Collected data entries
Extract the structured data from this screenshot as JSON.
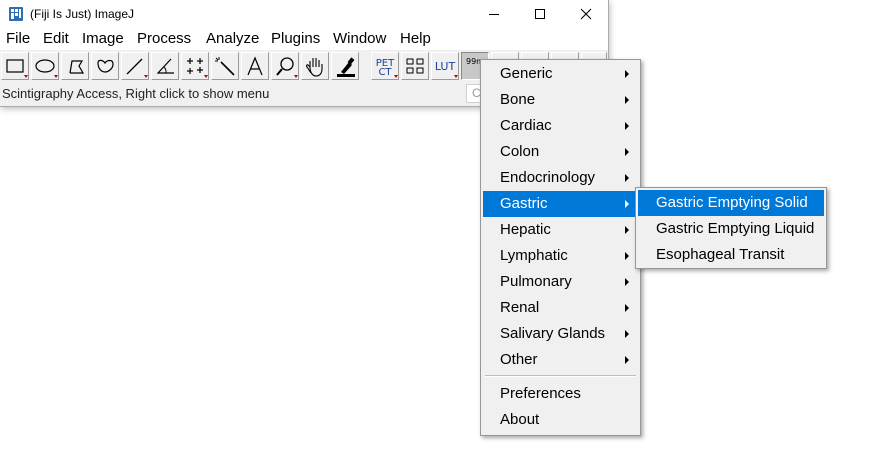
{
  "window": {
    "title": "(Fiji Is Just) ImageJ",
    "controls": [
      "minimize",
      "maximize",
      "close"
    ]
  },
  "menubar": {
    "items": [
      {
        "label": "File"
      },
      {
        "label": "Edit"
      },
      {
        "label": "Image"
      },
      {
        "label": "Process"
      },
      {
        "label": "Analyze"
      },
      {
        "label": "Plugins"
      },
      {
        "label": "Window"
      },
      {
        "label": "Help"
      }
    ]
  },
  "toolbar": {
    "tools": [
      {
        "name": "rectangle-selection",
        "icon": "rectangle-icon"
      },
      {
        "name": "oval-selection",
        "icon": "oval-icon"
      },
      {
        "name": "polygon-selection",
        "icon": "polygon-icon"
      },
      {
        "name": "freehand-selection",
        "icon": "freehand-icon"
      },
      {
        "name": "line-selection",
        "icon": "line-icon"
      },
      {
        "name": "angle-tool",
        "icon": "angle-icon"
      },
      {
        "name": "point-tool",
        "icon": "multipoint-icon"
      },
      {
        "name": "wand-tool",
        "icon": "wand-icon"
      },
      {
        "name": "text-tool",
        "icon": "text-icon"
      },
      {
        "name": "zoom-tool",
        "icon": "magnifier-icon"
      },
      {
        "name": "scroll-tool",
        "icon": "hand-icon"
      },
      {
        "name": "color-picker",
        "icon": "dropper-icon"
      },
      {
        "name": "petct-tool",
        "label_line1": "PET",
        "label_line2": "CT"
      },
      {
        "name": "stack-tool",
        "icon": "grid-icon"
      },
      {
        "name": "lut-tool",
        "label": "LUT"
      },
      {
        "name": "scintigraphy-tool",
        "label": "99m"
      }
    ]
  },
  "status": {
    "text": "Scintigraphy Access, Right click to show menu",
    "search_partial": "C"
  },
  "popup_menu": {
    "items": [
      {
        "label": "Generic",
        "submenu": true
      },
      {
        "label": "Bone",
        "submenu": true
      },
      {
        "label": "Cardiac",
        "submenu": true
      },
      {
        "label": "Colon",
        "submenu": true
      },
      {
        "label": "Endocrinology",
        "submenu": true
      },
      {
        "label": "Gastric",
        "submenu": true,
        "selected": true
      },
      {
        "label": "Hepatic",
        "submenu": true
      },
      {
        "label": "Lymphatic",
        "submenu": true
      },
      {
        "label": "Pulmonary",
        "submenu": true
      },
      {
        "label": "Renal",
        "submenu": true
      },
      {
        "label": "Salivary Glands",
        "submenu": true
      },
      {
        "label": "Other",
        "submenu": true
      }
    ],
    "footer_items": [
      {
        "label": "Preferences"
      },
      {
        "label": "About"
      }
    ]
  },
  "submenu": {
    "items": [
      {
        "label": "Gastric Emptying Solid",
        "selected": true
      },
      {
        "label": "Gastric Emptying Liquid"
      },
      {
        "label": "Esophageal Transit"
      }
    ]
  },
  "colors": {
    "selection": "#0078d7",
    "window_bg": "#f0f0f0",
    "menubar_bg": "#ffffff"
  }
}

What needs to be done:
Transcribe each entry above exactly, apart from the pictures.

Exercise result:
Extract the structured data from this screenshot as JSON.
{
  "window": {
    "title": "(Fiji Is Just) ImageJ",
    "controls": [
      "minimize",
      "maximize",
      "close"
    ]
  },
  "menubar": {
    "items": [
      {
        "label": "File"
      },
      {
        "label": "Edit"
      },
      {
        "label": "Image"
      },
      {
        "label": "Process"
      },
      {
        "label": "Analyze"
      },
      {
        "label": "Plugins"
      },
      {
        "label": "Window"
      },
      {
        "label": "Help"
      }
    ]
  },
  "toolbar": {
    "tools": [
      {
        "name": "rectangle-selection",
        "icon": "rectangle-icon"
      },
      {
        "name": "oval-selection",
        "icon": "oval-icon"
      },
      {
        "name": "polygon-selection",
        "icon": "polygon-icon"
      },
      {
        "name": "freehand-selection",
        "icon": "freehand-icon"
      },
      {
        "name": "line-selection",
        "icon": "line-icon"
      },
      {
        "name": "angle-tool",
        "icon": "angle-icon"
      },
      {
        "name": "point-tool",
        "icon": "multipoint-icon"
      },
      {
        "name": "wand-tool",
        "icon": "wand-icon"
      },
      {
        "name": "text-tool",
        "icon": "text-icon"
      },
      {
        "name": "zoom-tool",
        "icon": "magnifier-icon"
      },
      {
        "name": "scroll-tool",
        "icon": "hand-icon"
      },
      {
        "name": "color-picker",
        "icon": "dropper-icon"
      },
      {
        "name": "petct-tool",
        "label_line1": "PET",
        "label_line2": "CT"
      },
      {
        "name": "stack-tool",
        "icon": "grid-icon"
      },
      {
        "name": "lut-tool",
        "label": "LUT"
      },
      {
        "name": "scintigraphy-tool",
        "label": "99m"
      }
    ]
  },
  "status": {
    "text": "Scintigraphy Access, Right click to show menu",
    "search_partial": "C"
  },
  "popup_menu": {
    "items": [
      {
        "label": "Generic",
        "submenu": true
      },
      {
        "label": "Bone",
        "submenu": true
      },
      {
        "label": "Cardiac",
        "submenu": true
      },
      {
        "label": "Colon",
        "submenu": true
      },
      {
        "label": "Endocrinology",
        "submenu": true
      },
      {
        "label": "Gastric",
        "submenu": true,
        "selected": true
      },
      {
        "label": "Hepatic",
        "submenu": true
      },
      {
        "label": "Lymphatic",
        "submenu": true
      },
      {
        "label": "Pulmonary",
        "submenu": true
      },
      {
        "label": "Renal",
        "submenu": true
      },
      {
        "label": "Salivary Glands",
        "submenu": true
      },
      {
        "label": "Other",
        "submenu": true
      }
    ],
    "footer_items": [
      {
        "label": "Preferences"
      },
      {
        "label": "About"
      }
    ]
  },
  "submenu": {
    "items": [
      {
        "label": "Gastric Emptying Solid",
        "selected": true
      },
      {
        "label": "Gastric Emptying Liquid"
      },
      {
        "label": "Esophageal Transit"
      }
    ]
  },
  "colors": {
    "selection": "#0078d7",
    "window_bg": "#f0f0f0",
    "menubar_bg": "#ffffff"
  }
}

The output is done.